**Source excerpt**
>> BEGIN

Thank You Macho Man

24 May

As a child, I was fascinated by performance.  This usually meant an undeniable attraction to both movies and television, but it wasn’t confined to those two mediums.  My mother regularly took us to plays and musical performances, probably in an attempt to develop that particular part of the brain that pursues culture.  But the one method of performance art that always managed to capture my attention, no matter what else was happening at the time, was professional wrestling.

Many people have presented the (somewhat tired) argument that wrestling is the lowest form of performance.  Critics have been claiming since its inception that men (and women) fighting with a pre-determined winner is at the opposite end of the spectrum from something like Ballet.  And then there’s the contention that it’s not a sport.  This is the most common contention that I hear when people are making fun of those of us who have never grown past this part of our lives.  I’ve never really understood this line of reasoning.  I learned at a very young age that the outcome of each match wasn’t a mystery to the participants.  The fact that these men were more actors than combatants never made me question their athletic ability.  I simply realized that I was watching something similar to the Nutcracker performance my mother had taken me too, but with all the violent entertainment potential of Home Alone.

Subsequently, I became deeper and deeper invested into these characters (because that is really what they were) and their feuds, romances, and dreams.  And just like my favorite movies and television dramas (like Duck Tales), I had my favorite characters, the ones who inspired me, always made me proud to be a young American man.  The perfect example of this was “The Macho Man” Randy Savage.

So, when I heard that he had died on Friday, May 20th, I wasn’t quite sure how to feel.  As I approach the end of my twenties, I suppose it’s inevitable that in the next few years I will begin to see more of childhood heroes die, but he was one of the first.  And I’m really not sure how I feel.  It’s strange to think back on moments when you were truly inspired and realize that the person who brought up those emotions isn’t here anymore.

In 1988, Wrestlemania IV took place in Atlantic City.  This was a pretty big deal because the WWF didn’t have a national champion at this time.  The position was vacant, and it had been decided that the winner of a 14-man single elimination tournament would be the new National Champion.  This meant that if you wanted to win, you would be fighting multiple times.

>> END

**Material provided**

>> BEGIN

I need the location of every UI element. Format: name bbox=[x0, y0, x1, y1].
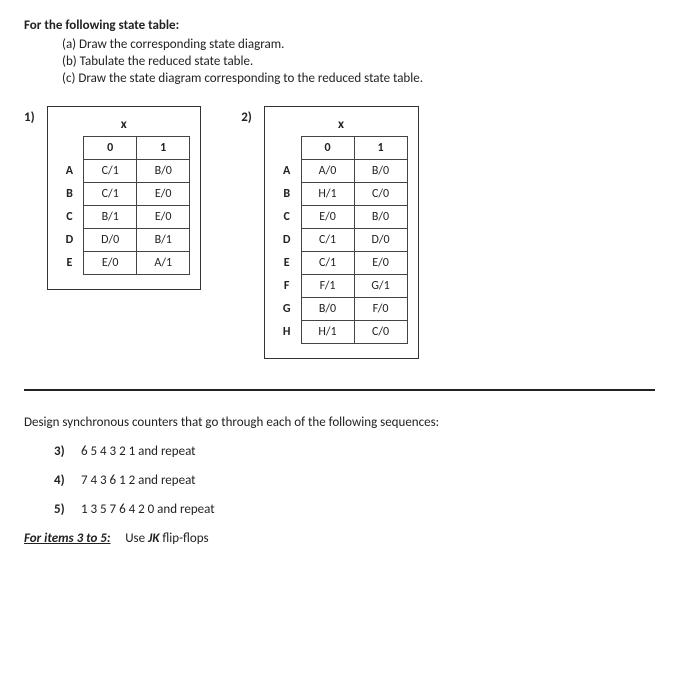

>> END

**What is asked**
Give back word for word the passage in the Macho Man tribute above, from "Thank You Macho Man" up to and including "was professional wrestling.".

**Solution for this exercise**
Thank You Macho Man

24 May

As a child, I was fascinated by performance.  This usually meant an undeniable attraction to both movies and television, but it wasn’t confined to those two mediums.  My mother regularly took us to plays and musical performances, probably in an attempt to develop that particular part of the brain that pursues culture.  But the one method of performance art that always managed to capture my attention, no matter what else was happening at the time, was professional wrestling.